**SET PROBLEM:** Restate every line of the material, word for word.

**GIVEN RECORDS:**
※

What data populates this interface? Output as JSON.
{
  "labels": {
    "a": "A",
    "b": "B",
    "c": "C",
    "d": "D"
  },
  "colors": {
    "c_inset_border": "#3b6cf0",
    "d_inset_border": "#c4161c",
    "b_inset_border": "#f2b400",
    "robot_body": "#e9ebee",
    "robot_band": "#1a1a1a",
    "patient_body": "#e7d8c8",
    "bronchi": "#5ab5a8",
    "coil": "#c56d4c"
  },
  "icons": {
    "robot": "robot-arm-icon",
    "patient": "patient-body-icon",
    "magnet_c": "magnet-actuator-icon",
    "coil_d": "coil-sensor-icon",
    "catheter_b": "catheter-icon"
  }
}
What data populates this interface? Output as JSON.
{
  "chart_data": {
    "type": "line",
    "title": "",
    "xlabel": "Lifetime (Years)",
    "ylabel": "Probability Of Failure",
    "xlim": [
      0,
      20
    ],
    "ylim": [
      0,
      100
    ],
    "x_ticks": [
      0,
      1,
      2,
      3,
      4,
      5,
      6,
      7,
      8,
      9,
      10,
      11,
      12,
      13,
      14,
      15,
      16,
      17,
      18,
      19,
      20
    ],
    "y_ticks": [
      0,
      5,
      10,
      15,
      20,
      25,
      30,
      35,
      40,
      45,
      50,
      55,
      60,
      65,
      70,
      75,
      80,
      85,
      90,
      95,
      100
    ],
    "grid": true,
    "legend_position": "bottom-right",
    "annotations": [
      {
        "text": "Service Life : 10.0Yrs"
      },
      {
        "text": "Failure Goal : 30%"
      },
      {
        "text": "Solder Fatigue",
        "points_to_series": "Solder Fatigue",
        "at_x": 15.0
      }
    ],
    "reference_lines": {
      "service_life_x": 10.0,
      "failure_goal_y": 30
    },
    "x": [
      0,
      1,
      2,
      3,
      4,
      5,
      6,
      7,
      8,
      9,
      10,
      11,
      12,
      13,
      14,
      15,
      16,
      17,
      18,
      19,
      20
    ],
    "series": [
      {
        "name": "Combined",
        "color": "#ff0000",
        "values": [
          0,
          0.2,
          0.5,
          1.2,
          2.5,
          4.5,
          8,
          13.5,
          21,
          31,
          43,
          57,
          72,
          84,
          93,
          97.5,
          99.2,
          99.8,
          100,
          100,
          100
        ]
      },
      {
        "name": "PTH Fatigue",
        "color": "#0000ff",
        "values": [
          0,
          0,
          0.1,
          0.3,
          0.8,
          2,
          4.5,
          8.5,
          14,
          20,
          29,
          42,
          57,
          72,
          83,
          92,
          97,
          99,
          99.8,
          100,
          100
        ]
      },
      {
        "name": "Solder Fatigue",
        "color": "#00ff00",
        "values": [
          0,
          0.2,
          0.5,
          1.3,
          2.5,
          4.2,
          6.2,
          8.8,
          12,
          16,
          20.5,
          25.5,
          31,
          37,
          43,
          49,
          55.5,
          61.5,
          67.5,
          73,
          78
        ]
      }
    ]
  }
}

※

**THE COMPLETED TASK:**
What data populates this interface? Output as JSON.
{
  "labels": {
    "a": "A",
    "b": "B",
    "c": "C",
    "d": "D"
  },
  "colors": {
    "c_inset_border": "#3b6cf0",
    "d_inset_border": "#c4161c",
    "b_inset_border": "#f2b400",
    "robot_body": "#e9ebee",
    "robot_band": "#1a1a1a",
    "patient_body": "#e7d8c8",
    "bronchi": "#5ab5a8",
    "coil": "#c56d4c"
  },
  "icons": {
    "robot": "robot-arm-icon",
    "patient": "patient-body-icon",
    "magnet_c": "magnet-actuator-icon",
    "coil_d": "coil-sensor-icon",
    "catheter_b": "catheter-icon"
  }
}
What data populates this interface? Output as JSON.
{
  "chart_data": {
    "type": "line",
    "title": "",
    "xlabel": "Lifetime (Years)",
    "ylabel": "Probability Of Failure",
    "xlim": [
      0,
      20
    ],
    "ylim": [
      0,
      100
    ],
    "x_ticks": [
      0,
      1,
      2,
      3,
      4,
      5,
      6,
      7,
      8,
      9,
      10,
      11,
      12,
      13,
      14,
      15,
      16,
      17,
      18,
      19,
      20
    ],
    "y_ticks": [
      0,
      5,
      10,
      15,
      20,
      25,
      30,
      35,
      40,
      45,
      50,
      55,
      60,
      65,
      70,
      75,
      80,
      85,
      90,
      95,
      100
    ],
    "grid": true,
    "legend_position": "bottom-right",
    "annotations": [
      {
        "text": "Service Life : 10.0Yrs"
      },
      {
        "text": "Failure Goal : 30%"
      },
      {
        "text": "Solder Fatigue",
        "points_to_series": "Solder Fatigue",
        "at_x": 15.0
      }
    ],
    "reference_lines": {
      "service_life_x": 10.0,
      "failure_goal_y": 30
    },
    "x": [
      0,
      1,
      2,
      3,
      4,
      5,
      6,
      7,
      8,
      9,
      10,
      11,
      12,
      13,
      14,
      15,
      16,
      17,
      18,
      19,
      20
    ],
    "series": [
      {
        "name": "Combined",
        "color": "#ff0000",
        "values": [
          0,
          0.2,
          0.5,
          1.2,
          2.5,
          4.5,
          8,
          13.5,
          21,
          31,
          43,
          57,
          72,
          84,
          93,
          97.5,
          99.2,
          99.8,
          100,
          100,
          100
        ]
      },
      {
        "name": "PTH Fatigue",
        "color": "#0000ff",
        "values": [
          0,
          0,
          0.1,
          0.3,
          0.8,
          2,
          4.5,
          8.5,
          14,
          20,
          29,
          42,
          57,
          72,
          83,
          92,
          97,
          99,
          99.8,
          100,
          100
        ]
      },
      {
        "name": "Solder Fatigue",
        "color": "#00ff00",
        "values": [
          0,
          0.2,
          0.5,
          1.3,
          2.5,
          4.2,
          6.2,
          8.8,
          12,
          16,
          20.5,
          25.5,
          31,
          37,
          43,
          49,
          55.5,
          61.5,
          67.5,
          73,
          78
        ]
      }
    ]
  }
}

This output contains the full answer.